#### [Exercise brief]
Print each of the records below word for word, with no changes.
- - -
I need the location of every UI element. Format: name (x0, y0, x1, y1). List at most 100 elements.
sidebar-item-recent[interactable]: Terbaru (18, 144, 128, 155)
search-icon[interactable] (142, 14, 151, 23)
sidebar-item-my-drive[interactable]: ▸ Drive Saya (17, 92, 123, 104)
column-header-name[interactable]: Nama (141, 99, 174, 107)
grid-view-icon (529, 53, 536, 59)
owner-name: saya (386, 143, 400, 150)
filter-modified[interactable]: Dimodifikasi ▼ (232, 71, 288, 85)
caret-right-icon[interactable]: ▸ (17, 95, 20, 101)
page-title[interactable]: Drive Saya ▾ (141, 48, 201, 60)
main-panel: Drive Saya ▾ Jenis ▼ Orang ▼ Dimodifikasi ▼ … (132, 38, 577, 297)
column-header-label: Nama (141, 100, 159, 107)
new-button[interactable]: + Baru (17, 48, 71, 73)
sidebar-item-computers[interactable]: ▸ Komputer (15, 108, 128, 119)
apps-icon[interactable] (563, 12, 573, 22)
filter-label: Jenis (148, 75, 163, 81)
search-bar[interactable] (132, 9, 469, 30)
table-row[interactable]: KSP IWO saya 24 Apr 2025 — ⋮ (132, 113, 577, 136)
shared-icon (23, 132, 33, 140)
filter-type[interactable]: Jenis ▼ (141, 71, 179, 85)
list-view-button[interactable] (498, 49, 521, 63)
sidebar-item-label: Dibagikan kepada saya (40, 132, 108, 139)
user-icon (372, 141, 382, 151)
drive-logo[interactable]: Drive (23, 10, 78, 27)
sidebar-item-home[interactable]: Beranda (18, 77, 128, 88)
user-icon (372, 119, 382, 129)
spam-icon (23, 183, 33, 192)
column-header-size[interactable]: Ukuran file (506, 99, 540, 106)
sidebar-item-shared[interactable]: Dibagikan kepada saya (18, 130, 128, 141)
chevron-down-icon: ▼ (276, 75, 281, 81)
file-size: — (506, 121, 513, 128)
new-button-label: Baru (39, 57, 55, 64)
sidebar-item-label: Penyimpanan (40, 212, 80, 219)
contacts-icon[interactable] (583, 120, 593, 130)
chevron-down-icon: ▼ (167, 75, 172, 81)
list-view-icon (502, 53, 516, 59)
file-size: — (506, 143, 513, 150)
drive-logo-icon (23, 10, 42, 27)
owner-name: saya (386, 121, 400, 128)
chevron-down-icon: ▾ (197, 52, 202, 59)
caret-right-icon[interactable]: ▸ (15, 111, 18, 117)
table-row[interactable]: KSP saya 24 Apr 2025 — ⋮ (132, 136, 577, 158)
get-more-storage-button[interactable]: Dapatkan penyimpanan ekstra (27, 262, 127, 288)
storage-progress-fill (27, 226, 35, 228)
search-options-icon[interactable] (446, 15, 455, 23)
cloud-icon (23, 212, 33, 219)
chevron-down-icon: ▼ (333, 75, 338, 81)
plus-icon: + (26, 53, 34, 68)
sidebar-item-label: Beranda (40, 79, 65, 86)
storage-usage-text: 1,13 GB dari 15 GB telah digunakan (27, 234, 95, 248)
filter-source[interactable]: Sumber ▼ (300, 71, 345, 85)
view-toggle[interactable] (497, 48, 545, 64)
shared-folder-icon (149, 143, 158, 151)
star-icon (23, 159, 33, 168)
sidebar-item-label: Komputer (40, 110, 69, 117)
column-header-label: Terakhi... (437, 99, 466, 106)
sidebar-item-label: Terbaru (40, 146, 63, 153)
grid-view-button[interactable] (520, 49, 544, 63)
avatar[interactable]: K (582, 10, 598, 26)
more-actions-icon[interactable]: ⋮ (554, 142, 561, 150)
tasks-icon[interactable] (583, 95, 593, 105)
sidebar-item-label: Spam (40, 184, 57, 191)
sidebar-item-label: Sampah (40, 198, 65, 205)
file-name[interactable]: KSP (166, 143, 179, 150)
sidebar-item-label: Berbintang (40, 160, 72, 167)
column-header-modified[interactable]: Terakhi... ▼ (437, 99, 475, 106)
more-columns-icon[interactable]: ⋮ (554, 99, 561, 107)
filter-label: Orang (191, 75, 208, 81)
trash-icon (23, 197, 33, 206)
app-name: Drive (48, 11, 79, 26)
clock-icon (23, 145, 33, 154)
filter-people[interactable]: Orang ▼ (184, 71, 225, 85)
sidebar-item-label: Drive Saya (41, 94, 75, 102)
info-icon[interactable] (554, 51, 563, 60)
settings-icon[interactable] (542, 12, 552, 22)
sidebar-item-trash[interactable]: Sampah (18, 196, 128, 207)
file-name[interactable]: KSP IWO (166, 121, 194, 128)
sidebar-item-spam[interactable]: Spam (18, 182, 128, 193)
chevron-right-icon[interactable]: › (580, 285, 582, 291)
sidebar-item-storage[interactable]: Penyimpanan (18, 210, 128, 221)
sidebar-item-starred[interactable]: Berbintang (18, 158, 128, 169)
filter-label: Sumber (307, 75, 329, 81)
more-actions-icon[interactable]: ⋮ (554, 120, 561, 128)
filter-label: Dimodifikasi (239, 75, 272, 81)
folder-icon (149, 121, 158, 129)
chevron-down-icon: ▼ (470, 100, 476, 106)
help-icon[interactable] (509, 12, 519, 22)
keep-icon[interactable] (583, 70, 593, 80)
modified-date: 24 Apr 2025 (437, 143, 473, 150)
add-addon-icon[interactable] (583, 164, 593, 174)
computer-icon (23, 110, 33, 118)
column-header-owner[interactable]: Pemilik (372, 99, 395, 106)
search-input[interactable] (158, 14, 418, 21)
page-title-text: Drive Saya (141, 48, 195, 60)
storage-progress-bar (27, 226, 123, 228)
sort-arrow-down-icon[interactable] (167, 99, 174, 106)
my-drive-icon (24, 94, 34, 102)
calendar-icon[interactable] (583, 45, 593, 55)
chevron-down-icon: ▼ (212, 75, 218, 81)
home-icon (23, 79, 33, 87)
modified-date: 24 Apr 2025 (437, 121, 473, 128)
- - -
#### [Task solution]
I need the location of every UI element. Format: name (x0, y0, x1, y1). List at most 100 elements.
sidebar-item-recent[interactable]: Terbaru (18, 144, 128, 155)
search-icon[interactable] (142, 14, 151, 23)
sidebar-item-my-drive[interactable]: ▸ Drive Saya (17, 92, 123, 104)
column-header-name[interactable]: Nama (141, 99, 174, 107)
grid-view-icon (529, 53, 536, 59)
owner-name: saya (386, 143, 400, 150)
filter-modified[interactable]: Dimodifikasi ▼ (232, 71, 288, 85)
caret-right-icon[interactable]: ▸ (17, 95, 20, 101)
page-title[interactable]: Drive Saya ▾ (141, 48, 201, 60)
main-panel: Drive Saya ▾ Jenis ▼ Orang ▼ Dimodifikasi ▼ … (132, 38, 577, 297)
column-header-label: Nama (141, 100, 159, 107)
new-button[interactable]: + Baru (17, 48, 71, 73)
sidebar-item-computers[interactable]: ▸ Komputer (15, 108, 128, 119)
apps-icon[interactable] (563, 12, 573, 22)
filter-label: Jenis (148, 75, 163, 81)
search-bar[interactable] (132, 9, 469, 30)
table-row[interactable]: KSP IWO saya 24 Apr 2025 — ⋮ (132, 113, 577, 136)
shared-icon (23, 132, 33, 140)
filter-type[interactable]: Jenis ▼ (141, 71, 179, 85)
list-view-button[interactable] (498, 49, 521, 63)
sidebar-item-label: Dibagikan kepada saya (40, 132, 108, 139)
user-icon (372, 141, 382, 151)
drive-logo[interactable]: Drive (23, 10, 78, 27)
sidebar-item-home[interactable]: Beranda (18, 77, 128, 88)
user-icon (372, 119, 382, 129)
spam-icon (23, 183, 33, 192)
column-header-size[interactable]: Ukuran file (506, 99, 540, 106)
sidebar-item-shared[interactable]: Dibagikan kepada saya (18, 130, 128, 141)
chevron-down-icon: ▼ (276, 75, 281, 81)
file-size: — (506, 121, 513, 128)
new-button-label: Baru (39, 57, 55, 64)
sidebar-item-label: Penyimpanan (40, 212, 80, 219)
contacts-icon[interactable] (583, 120, 593, 130)
chevron-down-icon: ▼ (167, 75, 172, 81)
list-view-icon (502, 53, 516, 59)
file-size: — (506, 143, 513, 150)
drive-logo-icon (23, 10, 42, 27)
owner-name: saya (386, 121, 400, 128)
chevron-down-icon: ▾ (197, 52, 202, 59)
caret-right-icon[interactable]: ▸ (15, 111, 18, 117)
table-row[interactable]: KSP saya 24 Apr 2025 — ⋮ (132, 136, 577, 158)
get-more-storage-button[interactable]: Dapatkan penyimpanan ekstra (27, 262, 127, 288)
storage-progress-fill (27, 226, 35, 228)
search-options-icon[interactable] (446, 15, 455, 23)
cloud-icon (23, 212, 33, 219)
chevron-down-icon: ▼ (333, 75, 338, 81)
plus-icon: + (26, 53, 34, 68)
sidebar-item-label: Beranda (40, 79, 65, 86)
storage-usage-text: 1,13 GB dari 15 GB telah digunakan (27, 234, 95, 248)
filter-source[interactable]: Sumber ▼ (300, 71, 345, 85)
view-toggle[interactable] (497, 48, 545, 64)
shared-folder-icon (149, 143, 158, 151)
star-icon (23, 159, 33, 168)
sidebar-item-label: Komputer (40, 110, 69, 117)
column-header-label: Terakhi... (437, 99, 466, 106)
sidebar-item-label: Terbaru (40, 146, 63, 153)
grid-view-button[interactable] (520, 49, 544, 63)
avatar[interactable]: K (582, 10, 598, 26)
more-actions-icon[interactable]: ⋮ (554, 142, 561, 150)
tasks-icon[interactable] (583, 95, 593, 105)
sidebar-item-label: Spam (40, 184, 57, 191)
sidebar-item-label: Sampah (40, 198, 65, 205)
file-name[interactable]: KSP (166, 143, 179, 150)
sidebar-item-label: Berbintang (40, 160, 72, 167)
column-header-modified[interactable]: Terakhi... ▼ (437, 99, 475, 106)
more-columns-icon[interactable]: ⋮ (554, 99, 561, 107)
filter-label: Orang (191, 75, 208, 81)
trash-icon (23, 197, 33, 206)
app-name: Drive (48, 11, 79, 26)
clock-icon (23, 145, 33, 154)
filter-people[interactable]: Orang ▼ (184, 71, 225, 85)
sidebar-item-label: Drive Saya (41, 94, 75, 102)
info-icon[interactable] (554, 51, 563, 60)
settings-icon[interactable] (542, 12, 552, 22)
sidebar-item-trash[interactable]: Sampah (18, 196, 128, 207)
file-name[interactable]: KSP IWO (166, 121, 194, 128)
sidebar-item-spam[interactable]: Spam (18, 182, 128, 193)
chevron-right-icon[interactable]: › (580, 285, 582, 291)
sidebar-item-storage[interactable]: Penyimpanan (18, 210, 128, 221)
sidebar-item-starred[interactable]: Berbintang (18, 158, 128, 169)
filter-label: Sumber (307, 75, 329, 81)
more-actions-icon[interactable]: ⋮ (554, 120, 561, 128)
filter-label: Dimodifikasi (239, 75, 272, 81)
folder-icon (149, 121, 158, 129)
chevron-down-icon: ▼ (470, 100, 476, 106)
help-icon[interactable] (509, 12, 519, 22)
keep-icon[interactable] (583, 70, 593, 80)
modified-date: 24 Apr 2025 (437, 143, 473, 150)
add-addon-icon[interactable] (583, 164, 593, 174)
computer-icon (23, 110, 33, 118)
column-header-owner[interactable]: Pemilik (372, 99, 395, 106)
search-input[interactable] (158, 14, 418, 21)
page-title-text: Drive Saya (141, 48, 195, 60)
storage-progress-bar (27, 226, 123, 228)
sort-arrow-down-icon[interactable] (167, 99, 174, 106)
my-drive-icon (24, 94, 34, 102)
calendar-icon[interactable] (583, 45, 593, 55)
chevron-down-icon: ▼ (212, 75, 218, 81)
home-icon (23, 79, 33, 87)
modified-date: 24 Apr 2025 (437, 121, 473, 128)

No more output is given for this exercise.